INSTRUCTIONS TO FOLLOW —
Leave out the images and repeat the listing below without a single change.

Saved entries
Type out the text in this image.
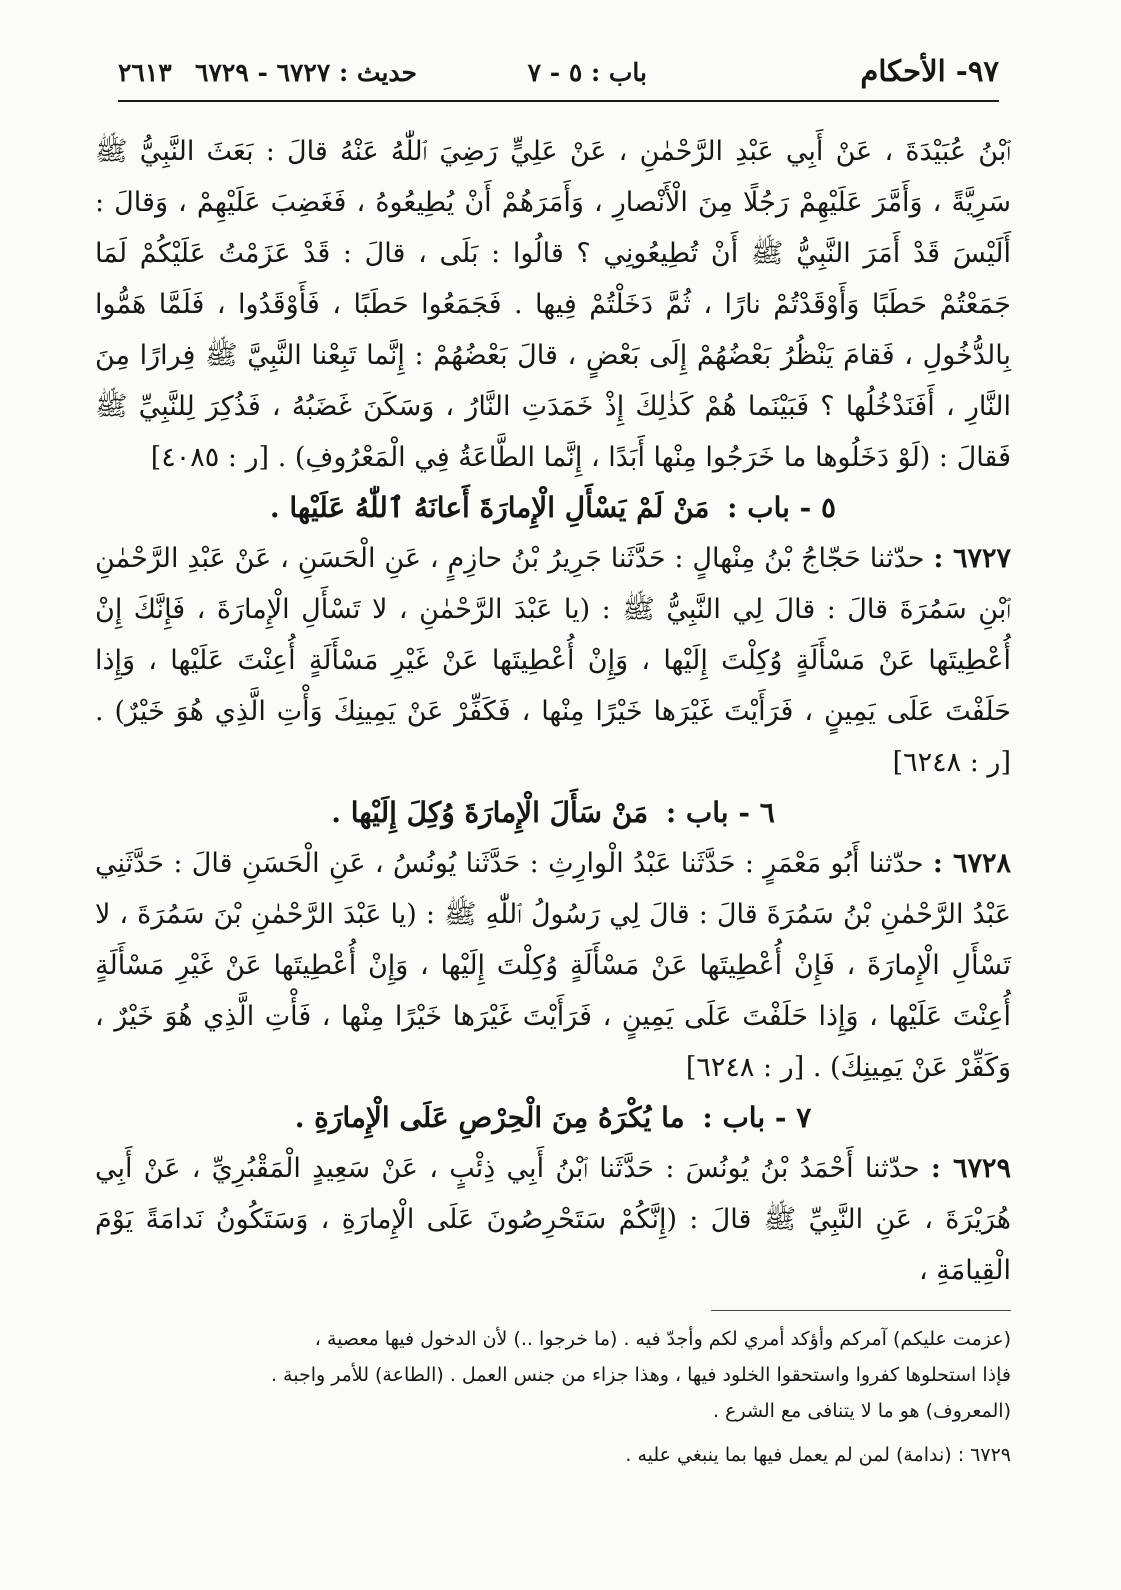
٩٧- الأحكام
باب : ٥ - ٧
حديث : ٦٧٢٧ - ٦٧٢٩
٢٦١٣

ٱبْنُ عُبَيْدَةَ ، عَنْ أَبِي عَبْدِ الرَّحْمٰنِ ، عَنْ عَلِيٍّ رَضِيَ ٱللّٰهُ عَنْهُ قالَ : بَعَثَ النَّبِيُّ ﷺ سَرِيَّةً ، وَأَمَّرَ عَلَيْهِمْ رَجُلًا مِنَ الْأَنْصارِ ، وَأَمَرَهُمْ أَنْ يُطِيعُوهُ ، فَغَضِبَ عَلَيْهِمْ ، وَقالَ : أَلَيْسَ قَدْ أَمَرَ النَّبِيُّ ﷺ أَنْ تُطِيعُونِي ؟ قالُوا : بَلَى ، قالَ : قَدْ عَزَمْتُ عَلَيْكُمْ لَمَا جَمَعْتُمْ حَطَبًا وَأَوْقَدْتُمْ نارًا ، ثُمَّ دَخَلْتُمْ فِيها . فَجَمَعُوا حَطَبًا ، فَأَوْقَدُوا ، فَلَمَّا هَمُّوا بِالدُّخُولِ ، فَقامَ يَنْظُرُ بَعْضُهُمْ إِلَى بَعْضٍ ، قالَ بَعْضُهُمْ : إِنَّما تَبِعْنا النَّبِيَّ ﷺ فِرارًا مِنَ النَّارِ ، أَفَنَدْخُلُها ؟ فَبَيْنَما هُمْ كَذٰلِكَ إِذْ خَمَدَتِ النَّارُ ، وَسَكَنَ غَضَبُهُ ، فَذُكِرَ لِلنَّبِيِّ ﷺ فَقالَ : (لَوْ دَخَلُوها ما خَرَجُوا مِنْها أَبَدًا ، إِنَّما الطَّاعَةُ فِي الْمَعْرُوفِ) . [ر : ٤٠٨٥]

٥ - باب : مَنْ لَمْ يَسْأَلِ الْإِمارَةَ أَعانَهُ ٱللّٰهُ عَلَيْها .

٦٧٢٧ : حدّثنا حَجّاجُ بْنُ مِنْهالٍ : حَدَّثَنا جَرِيرُ بْنُ حازِمٍ ، عَنِ الْحَسَنِ ، عَنْ عَبْدِ الرَّحْمٰنِ ٱبْنِ سَمُرَةَ قالَ : قالَ لِي النَّبِيُّ ﷺ : (يا عَبْدَ الرَّحْمٰنِ ، لا تَسْأَلِ الْإِمارَةَ ، فَإِنَّكَ إِنْ أُعْطِيتَها عَنْ مَسْأَلَةٍ وُكِلْتَ إِلَيْها ، وَإِنْ أُعْطِيتَها عَنْ غَيْرِ مَسْأَلَةٍ أُعِنْتَ عَلَيْها ، وَإِذا حَلَفْتَ عَلَى يَمِينٍ ، فَرَأَيْتَ غَيْرَها خَيْرًا مِنْها ، فَكَفِّرْ عَنْ يَمِينِكَ وَأْتِ الَّذِي هُوَ خَيْرٌ) . [ر : ٦٢٤٨]

٦ - باب : مَنْ سَأَلَ الْإِمارَةَ وُكِلَ إِلَيْها .

٦٧٢٨ : حدّثنا أَبُو مَعْمَرٍ : حَدَّثَنا عَبْدُ الْوارِثِ : حَدَّثَنا يُونُسُ ، عَنِ الْحَسَنِ قالَ : حَدَّثَنِي عَبْدُ الرَّحْمٰنِ بْنُ سَمُرَةَ قالَ : قالَ لِي رَسُولُ ٱللّٰهِ ﷺ : (يا عَبْدَ الرَّحْمٰنِ بْنَ سَمُرَةَ ، لا تَسْأَلِ الْإِمارَةَ ، فَإِنْ أُعْطِيتَها عَنْ مَسْأَلَةٍ وُكِلْتَ إِلَيْها ، وَإِنْ أُعْطِيتَها عَنْ غَيْرِ مَسْأَلَةٍ أُعِنْتَ عَلَيْها ، وَإِذا حَلَفْتَ عَلَى يَمِينٍ ، فَرَأَيْتَ غَيْرَها خَيْرًا مِنْها ، فَأْتِ الَّذِي هُوَ خَيْرٌ ، وَكَفِّرْ عَنْ يَمِينِكَ) . [ر : ٦٢٤٨]

٧ - باب : ما يُكْرَهُ مِنَ الْحِرْصِ عَلَى الْإِمارَةِ .

٦٧٢٩ : حدّثنا أَحْمَدُ بْنُ يُونُسَ : حَدَّثَنا ٱبْنُ أَبِي ذِئْبٍ ، عَنْ سَعِيدٍ الْمَقْبُرِيِّ ، عَنْ أَبِي هُرَيْرَةَ ، عَنِ النَّبِيِّ ﷺ قالَ : (إِنَّكُمْ سَتَحْرِصُونَ عَلَى الْإِمارَةِ ، وَسَتَكُونُ نَدامَةً يَوْمَ الْقِيامَةِ ،

(عزمت عليكم) آمركم وأؤكد أمري لكم وأجدّ فيه . (ما خرجوا ..) لأن الدخول فيها معصية ،

فإذا استحلوها كفروا واستحقوا الخلود فيها ، وهذا جزاء من جنس العمل . (الطاعة) للأمر واجبة .

(المعروف) هو ما لا يتنافى مع الشرع .

٦٧٢٩ : (ندامة) لمن لم يعمل فيها بما ينبغي عليه .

FULL ANSWER —
Type out the text in this image.
٩٧- الأحكام
باب : ٥ - ٧
حديث : ٦٧٢٧ - ٦٧٢٩
٢٦١٣

ٱبْنُ عُبَيْدَةَ ، عَنْ أَبِي عَبْدِ الرَّحْمٰنِ ، عَنْ عَلِيٍّ رَضِيَ ٱللّٰهُ عَنْهُ قالَ : بَعَثَ النَّبِيُّ ﷺ سَرِيَّةً ، وَأَمَّرَ عَلَيْهِمْ رَجُلًا مِنَ الْأَنْصارِ ، وَأَمَرَهُمْ أَنْ يُطِيعُوهُ ، فَغَضِبَ عَلَيْهِمْ ، وَقالَ : أَلَيْسَ قَدْ أَمَرَ النَّبِيُّ ﷺ أَنْ تُطِيعُونِي ؟ قالُوا : بَلَى ، قالَ : قَدْ عَزَمْتُ عَلَيْكُمْ لَمَا جَمَعْتُمْ حَطَبًا وَأَوْقَدْتُمْ نارًا ، ثُمَّ دَخَلْتُمْ فِيها . فَجَمَعُوا حَطَبًا ، فَأَوْقَدُوا ، فَلَمَّا هَمُّوا بِالدُّخُولِ ، فَقامَ يَنْظُرُ بَعْضُهُمْ إِلَى بَعْضٍ ، قالَ بَعْضُهُمْ : إِنَّما تَبِعْنا النَّبِيَّ ﷺ فِرارًا مِنَ النَّارِ ، أَفَنَدْخُلُها ؟ فَبَيْنَما هُمْ كَذٰلِكَ إِذْ خَمَدَتِ النَّارُ ، وَسَكَنَ غَضَبُهُ ، فَذُكِرَ لِلنَّبِيِّ ﷺ فَقالَ : (لَوْ دَخَلُوها ما خَرَجُوا مِنْها أَبَدًا ، إِنَّما الطَّاعَةُ فِي الْمَعْرُوفِ) . [ر : ٤٠٨٥]

٥ - باب : مَنْ لَمْ يَسْأَلِ الْإِمارَةَ أَعانَهُ ٱللّٰهُ عَلَيْها .

٦٧٢٧ : حدّثنا حَجّاجُ بْنُ مِنْهالٍ : حَدَّثَنا جَرِيرُ بْنُ حازِمٍ ، عَنِ الْحَسَنِ ، عَنْ عَبْدِ الرَّحْمٰنِ ٱبْنِ سَمُرَةَ قالَ : قالَ لِي النَّبِيُّ ﷺ : (يا عَبْدَ الرَّحْمٰنِ ، لا تَسْأَلِ الْإِمارَةَ ، فَإِنَّكَ إِنْ أُعْطِيتَها عَنْ مَسْأَلَةٍ وُكِلْتَ إِلَيْها ، وَإِنْ أُعْطِيتَها عَنْ غَيْرِ مَسْأَلَةٍ أُعِنْتَ عَلَيْها ، وَإِذا حَلَفْتَ عَلَى يَمِينٍ ، فَرَأَيْتَ غَيْرَها خَيْرًا مِنْها ، فَكَفِّرْ عَنْ يَمِينِكَ وَأْتِ الَّذِي هُوَ خَيْرٌ) . [ر : ٦٢٤٨]

٦ - باب : مَنْ سَأَلَ الْإِمارَةَ وُكِلَ إِلَيْها .

٦٧٢٨ : حدّثنا أَبُو مَعْمَرٍ : حَدَّثَنا عَبْدُ الْوارِثِ : حَدَّثَنا يُونُسُ ، عَنِ الْحَسَنِ قالَ : حَدَّثَنِي عَبْدُ الرَّحْمٰنِ بْنُ سَمُرَةَ قالَ : قالَ لِي رَسُولُ ٱللّٰهِ ﷺ : (يا عَبْدَ الرَّحْمٰنِ بْنَ سَمُرَةَ ، لا تَسْأَلِ الْإِمارَةَ ، فَإِنْ أُعْطِيتَها عَنْ مَسْأَلَةٍ وُكِلْتَ إِلَيْها ، وَإِنْ أُعْطِيتَها عَنْ غَيْرِ مَسْأَلَةٍ أُعِنْتَ عَلَيْها ، وَإِذا حَلَفْتَ عَلَى يَمِينٍ ، فَرَأَيْتَ غَيْرَها خَيْرًا مِنْها ، فَأْتِ الَّذِي هُوَ خَيْرٌ ، وَكَفِّرْ عَنْ يَمِينِكَ) . [ر : ٦٢٤٨]

٧ - باب : ما يُكْرَهُ مِنَ الْحِرْصِ عَلَى الْإِمارَةِ .

٦٧٢٩ : حدّثنا أَحْمَدُ بْنُ يُونُسَ : حَدَّثَنا ٱبْنُ أَبِي ذِئْبٍ ، عَنْ سَعِيدٍ الْمَقْبُرِيِّ ، عَنْ أَبِي هُرَيْرَةَ ، عَنِ النَّبِيِّ ﷺ قالَ : (إِنَّكُمْ سَتَحْرِصُونَ عَلَى الْإِمارَةِ ، وَسَتَكُونُ نَدامَةً يَوْمَ الْقِيامَةِ ،

(عزمت عليكم) آمركم وأؤكد أمري لكم وأجدّ فيه . (ما خرجوا ..) لأن الدخول فيها معصية ،

فإذا استحلوها كفروا واستحقوا الخلود فيها ، وهذا جزاء من جنس العمل . (الطاعة) للأمر واجبة .

(المعروف) هو ما لا يتنافى مع الشرع .

٦٧٢٩ : (ندامة) لمن لم يعمل فيها بما ينبغي عليه .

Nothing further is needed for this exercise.